= Raw data =
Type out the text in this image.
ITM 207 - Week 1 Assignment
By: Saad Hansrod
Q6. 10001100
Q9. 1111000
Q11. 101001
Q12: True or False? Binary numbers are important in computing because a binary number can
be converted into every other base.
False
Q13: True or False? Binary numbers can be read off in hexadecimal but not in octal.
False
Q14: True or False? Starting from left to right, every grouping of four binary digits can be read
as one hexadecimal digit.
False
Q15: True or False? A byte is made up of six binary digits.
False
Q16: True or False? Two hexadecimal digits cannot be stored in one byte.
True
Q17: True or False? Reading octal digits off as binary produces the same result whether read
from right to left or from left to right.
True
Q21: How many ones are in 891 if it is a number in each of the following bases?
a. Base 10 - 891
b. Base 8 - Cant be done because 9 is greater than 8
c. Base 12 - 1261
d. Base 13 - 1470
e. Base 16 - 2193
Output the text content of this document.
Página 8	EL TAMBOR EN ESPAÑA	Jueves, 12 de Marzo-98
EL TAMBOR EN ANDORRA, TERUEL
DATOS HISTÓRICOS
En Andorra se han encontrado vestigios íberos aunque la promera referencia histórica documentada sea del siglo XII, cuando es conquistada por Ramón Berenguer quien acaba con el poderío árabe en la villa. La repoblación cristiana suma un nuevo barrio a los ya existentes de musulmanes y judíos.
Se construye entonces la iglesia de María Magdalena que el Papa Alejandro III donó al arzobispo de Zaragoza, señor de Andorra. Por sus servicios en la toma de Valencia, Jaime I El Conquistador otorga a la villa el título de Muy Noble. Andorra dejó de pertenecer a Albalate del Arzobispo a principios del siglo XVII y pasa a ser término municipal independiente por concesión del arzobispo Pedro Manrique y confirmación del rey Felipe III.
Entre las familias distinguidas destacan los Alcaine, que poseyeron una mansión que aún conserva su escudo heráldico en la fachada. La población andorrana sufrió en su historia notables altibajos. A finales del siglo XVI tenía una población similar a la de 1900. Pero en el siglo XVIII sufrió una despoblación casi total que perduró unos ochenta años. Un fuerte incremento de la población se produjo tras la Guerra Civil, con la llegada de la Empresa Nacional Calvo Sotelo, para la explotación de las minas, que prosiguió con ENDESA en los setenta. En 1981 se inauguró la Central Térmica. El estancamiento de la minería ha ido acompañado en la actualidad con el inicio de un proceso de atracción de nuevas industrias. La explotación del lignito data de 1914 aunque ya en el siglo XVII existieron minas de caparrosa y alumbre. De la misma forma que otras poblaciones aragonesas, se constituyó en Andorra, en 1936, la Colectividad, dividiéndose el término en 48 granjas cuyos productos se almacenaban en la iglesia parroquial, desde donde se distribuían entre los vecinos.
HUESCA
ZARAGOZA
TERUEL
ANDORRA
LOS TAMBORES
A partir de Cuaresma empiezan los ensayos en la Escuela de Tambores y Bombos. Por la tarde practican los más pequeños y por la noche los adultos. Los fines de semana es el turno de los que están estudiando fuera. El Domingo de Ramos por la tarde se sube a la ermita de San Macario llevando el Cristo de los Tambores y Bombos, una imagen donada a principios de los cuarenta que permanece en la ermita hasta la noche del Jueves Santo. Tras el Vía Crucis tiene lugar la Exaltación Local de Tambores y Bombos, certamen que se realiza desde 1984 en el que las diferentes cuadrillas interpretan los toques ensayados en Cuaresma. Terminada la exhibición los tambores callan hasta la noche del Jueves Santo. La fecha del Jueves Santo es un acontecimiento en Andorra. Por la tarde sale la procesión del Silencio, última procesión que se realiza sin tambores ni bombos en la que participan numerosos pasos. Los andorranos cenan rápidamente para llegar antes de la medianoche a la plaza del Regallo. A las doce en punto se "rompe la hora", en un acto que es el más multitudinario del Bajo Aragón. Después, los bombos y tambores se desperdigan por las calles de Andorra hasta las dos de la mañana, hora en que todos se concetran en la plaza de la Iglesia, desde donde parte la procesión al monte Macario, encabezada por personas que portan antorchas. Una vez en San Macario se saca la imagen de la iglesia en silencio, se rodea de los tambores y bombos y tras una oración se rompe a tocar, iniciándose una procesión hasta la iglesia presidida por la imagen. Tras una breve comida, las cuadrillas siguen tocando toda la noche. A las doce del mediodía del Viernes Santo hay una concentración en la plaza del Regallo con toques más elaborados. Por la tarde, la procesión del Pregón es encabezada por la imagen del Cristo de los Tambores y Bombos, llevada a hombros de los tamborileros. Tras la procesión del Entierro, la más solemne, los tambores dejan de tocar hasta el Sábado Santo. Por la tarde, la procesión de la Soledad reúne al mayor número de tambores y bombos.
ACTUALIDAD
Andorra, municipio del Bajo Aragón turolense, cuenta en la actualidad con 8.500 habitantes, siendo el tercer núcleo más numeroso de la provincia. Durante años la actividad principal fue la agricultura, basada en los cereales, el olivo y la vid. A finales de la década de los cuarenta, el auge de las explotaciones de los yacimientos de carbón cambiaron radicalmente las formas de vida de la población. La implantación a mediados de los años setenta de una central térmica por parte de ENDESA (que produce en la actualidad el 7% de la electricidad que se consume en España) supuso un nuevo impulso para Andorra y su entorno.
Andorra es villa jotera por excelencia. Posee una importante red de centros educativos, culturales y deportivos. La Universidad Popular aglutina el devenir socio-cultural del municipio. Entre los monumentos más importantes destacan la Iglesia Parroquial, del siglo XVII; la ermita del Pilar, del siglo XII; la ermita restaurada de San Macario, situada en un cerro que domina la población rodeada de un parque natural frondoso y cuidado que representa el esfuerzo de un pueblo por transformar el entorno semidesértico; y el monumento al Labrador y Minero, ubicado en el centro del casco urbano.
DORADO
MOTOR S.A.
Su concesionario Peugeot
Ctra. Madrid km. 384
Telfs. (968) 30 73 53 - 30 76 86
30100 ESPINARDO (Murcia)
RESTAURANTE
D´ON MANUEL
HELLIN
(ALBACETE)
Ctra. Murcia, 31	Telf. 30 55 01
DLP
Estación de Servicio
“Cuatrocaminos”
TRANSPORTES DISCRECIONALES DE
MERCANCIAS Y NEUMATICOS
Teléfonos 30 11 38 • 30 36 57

= The task =
Go through the entries and repeat each one exactly.

= Exercise result =
Type out the text in this image.
ITM 207 - Week 1 Assignment
By: Saad Hansrod
Q6. 10001100
Q9. 1111000
Q11. 101001
Q12: True or False? Binary numbers are important in computing because a binary number can
be converted into every other base.
False
Q13: True or False? Binary numbers can be read off in hexadecimal but not in octal.
False
Q14: True or False? Starting from left to right, every grouping of four binary digits can be read
as one hexadecimal digit.
False
Q15: True or False? A byte is made up of six binary digits.
False
Q16: True or False? Two hexadecimal digits cannot be stored in one byte.
True
Q17: True or False? Reading octal digits off as binary produces the same result whether read
from right to left or from left to right.
True
Q21: How many ones are in 891 if it is a number in each of the following bases?
a. Base 10 - 891
b. Base 8 - Cant be done because 9 is greater than 8
c. Base 12 - 1261
d. Base 13 - 1470
e. Base 16 - 2193
Output the text content of this document.
Página 8	EL TAMBOR EN ESPAÑA	Jueves, 12 de Marzo-98
EL TAMBOR EN ANDORRA, TERUEL
DATOS HISTÓRICOS
En Andorra se han encontrado vestigios íberos aunque la promera referencia histórica documentada sea del siglo XII, cuando es conquistada por Ramón Berenguer quien acaba con el poderío árabe en la villa. La repoblación cristiana suma un nuevo barrio a los ya existentes de musulmanes y judíos.
Se construye entonces la iglesia de María Magdalena que el Papa Alejandro III donó al arzobispo de Zaragoza, señor de Andorra. Por sus servicios en la toma de Valencia, Jaime I El Conquistador otorga a la villa el título de Muy Noble. Andorra dejó de pertenecer a Albalate del Arzobispo a principios del siglo XVII y pasa a ser término municipal independiente por concesión del arzobispo Pedro Manrique y confirmación del rey Felipe III.
Entre las familias distinguidas destacan los Alcaine, que poseyeron una mansión que aún conserva su escudo heráldico en la fachada. La población andorrana sufrió en su historia notables altibajos. A finales del siglo XVI tenía una población similar a la de 1900. Pero en el siglo XVIII sufrió una despoblación casi total que perduró unos ochenta años. Un fuerte incremento de la población se produjo tras la Guerra Civil, con la llegada de la Empresa Nacional Calvo Sotelo, para la explotación de las minas, que prosiguió con ENDESA en los setenta. En 1981 se inauguró la Central Térmica. El estancamiento de la minería ha ido acompañado en la actualidad con el inicio de un proceso de atracción de nuevas industrias. La explotación del lignito data de 1914 aunque ya en el siglo XVII existieron minas de caparrosa y alumbre. De la misma forma que otras poblaciones aragonesas, se constituyó en Andorra, en 1936, la Colectividad, dividiéndose el término en 48 granjas cuyos productos se almacenaban en la iglesia parroquial, desde donde se distribuían entre los vecinos.
HUESCA
ZARAGOZA
TERUEL
ANDORRA
LOS TAMBORES
A partir de Cuaresma empiezan los ensayos en la Escuela de Tambores y Bombos. Por la tarde practican los más pequeños y por la noche los adultos. Los fines de semana es el turno de los que están estudiando fuera. El Domingo de Ramos por la tarde se sube a la ermita de San Macario llevando el Cristo de los Tambores y Bombos, una imagen donada a principios de los cuarenta que permanece en la ermita hasta la noche del Jueves Santo. Tras el Vía Crucis tiene lugar la Exaltación Local de Tambores y Bombos, certamen que se realiza desde 1984 en el que las diferentes cuadrillas interpretan los toques ensayados en Cuaresma. Terminada la exhibición los tambores callan hasta la noche del Jueves Santo. La fecha del Jueves Santo es un acontecimiento en Andorra. Por la tarde sale la procesión del Silencio, última procesión que se realiza sin tambores ni bombos en la que participan numerosos pasos. Los andorranos cenan rápidamente para llegar antes de la medianoche a la plaza del Regallo. A las doce en punto se "rompe la hora", en un acto que es el más multitudinario del Bajo Aragón. Después, los bombos y tambores se desperdigan por las calles de Andorra hasta las dos de la mañana, hora en que todos se concetran en la plaza de la Iglesia, desde donde parte la procesión al monte Macario, encabezada por personas que portan antorchas. Una vez en San Macario se saca la imagen de la iglesia en silencio, se rodea de los tambores y bombos y tras una oración se rompe a tocar, iniciándose una procesión hasta la iglesia presidida por la imagen. Tras una breve comida, las cuadrillas siguen tocando toda la noche. A las doce del mediodía del Viernes Santo hay una concentración en la plaza del Regallo con toques más elaborados. Por la tarde, la procesión del Pregón es encabezada por la imagen del Cristo de los Tambores y Bombos, llevada a hombros de los tamborileros. Tras la procesión del Entierro, la más solemne, los tambores dejan de tocar hasta el Sábado Santo. Por la tarde, la procesión de la Soledad reúne al mayor número de tambores y bombos.
ACTUALIDAD
Andorra, municipio del Bajo Aragón turolense, cuenta en la actualidad con 8.500 habitantes, siendo el tercer núcleo más numeroso de la provincia. Durante años la actividad principal fue la agricultura, basada en los cereales, el olivo y la vid. A finales de la década de los cuarenta, el auge de las explotaciones de los yacimientos de carbón cambiaron radicalmente las formas de vida de la población. La implantación a mediados de los años setenta de una central térmica por parte de ENDESA (que produce en la actualidad el 7% de la electricidad que se consume en España) supuso un nuevo impulso para Andorra y su entorno.
Andorra es villa jotera por excelencia. Posee una importante red de centros educativos, culturales y deportivos. La Universidad Popular aglutina el devenir socio-cultural del municipio. Entre los monumentos más importantes destacan la Iglesia Parroquial, del siglo XVII; la ermita del Pilar, del siglo XII; la ermita restaurada de San Macario, situada en un cerro que domina la población rodeada de un parque natural frondoso y cuidado que representa el esfuerzo de un pueblo por transformar el entorno semidesértico; y el monumento al Labrador y Minero, ubicado en el centro del casco urbano.
DORADO
MOTOR S.A.
Su concesionario Peugeot
Ctra. Madrid km. 384
Telfs. (968) 30 73 53 - 30 76 86
30100 ESPINARDO (Murcia)
RESTAURANTE
D´ON MANUEL
HELLIN
(ALBACETE)
Ctra. Murcia, 31	Telf. 30 55 01
DLP
Estación de Servicio
“Cuatrocaminos”
TRANSPORTES DISCRECIONALES DE
MERCANCIAS Y NEUMATICOS
Teléfonos 30 11 38 • 30 36 57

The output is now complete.